= Exercise tasks =
**A)** In the passage on ICT and business, what share of homes did the 2015 United Nations claim say could connect with the world online?
**B)** Echo the part of the ICT passage that opens with the words containing "In 2018, Future" and closes with "industry (Mahatanankoon, 2007).".
**C)** Recast the paragraph of the ICT passage that begins "In 2018, Future of Jobs Report" as a short list that keeps its main facts.

= Passage given =
-- start --

Businesses are continually evolving in a fast paced environment resulting from advancements in technologies, newer business practices and ever changing social situations including geopolitics (Goles, Hawk, & Kaiser, 2008). It is now well-established through various sources that Information and Communication Technology (ICT) is immensely capable of transforming economies; therefore businesses need to invest in IT infrastructure as it is a vital source of economic growth, both in developed and developing economies. ICTs drive social and economic development by generating employment at both global and local level (Global IT report, 2015; Jorgenson & Vu, 2005). In 2015, Economic and Social Affairs Department (United Nations) have claimed that within a decade, internet provision at households have increased twice as much, that gives 46% homes the ability to connect with the world using an online platform. This expansion affirms ICT as ‘critical drivers’ in the mission to accomplish sustainable development goals.

In 2018, Future of Jobs Report (World Economic Forum) have emphasized that significant skill gaps at local level have impacted negatively on adoption of technology in a range of industries. The report delineates ICT, aviation and financial services, a few among those facing the outcome of the skill gap menace. Consequently, IT professionals will have to upgrade their knowledge and skills to survive, adapt and thrive in the ever changing IT industry (Mahatanankoon, 2007).

-- end --

= Data lines =
-- start --

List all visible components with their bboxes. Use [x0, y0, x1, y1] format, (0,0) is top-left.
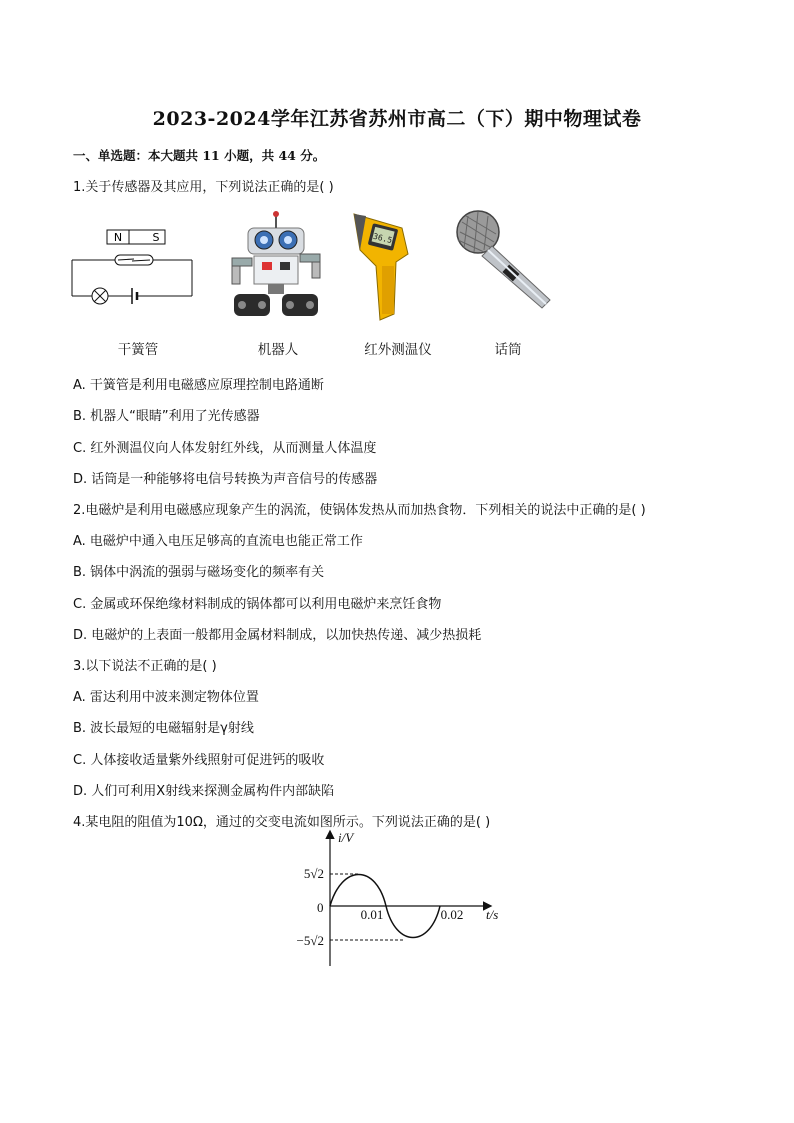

-- end --

= Responses per task =
**A)** 46% of homes

**B)**
In 2018, Future of Jobs Report (World Economic Forum) have emphasized that significant skill gaps at local level have impacted negatively on adoption of technology in a range of industries. The report delineates ICT, aviation and financial services, a few among those facing the outcome of the skill gap menace. Consequently, IT professionals will have to upgrade their knowledge and skills to survive, adapt and thrive in the ever changing IT industry (Mahatanankoon, 2007).

**C)**
- The World Economic Forum's 2018 Future of Jobs Report stresses that significant local skill gaps have hurt technology adoption across a range of industries.
- ICT, aviation and financial services are among the industries facing this skill gap.
- As a result, IT professionals will have to upgrade their knowledge and skills to survive, adapt and thrive in the changing IT industry (Mahatanankoon, 2007).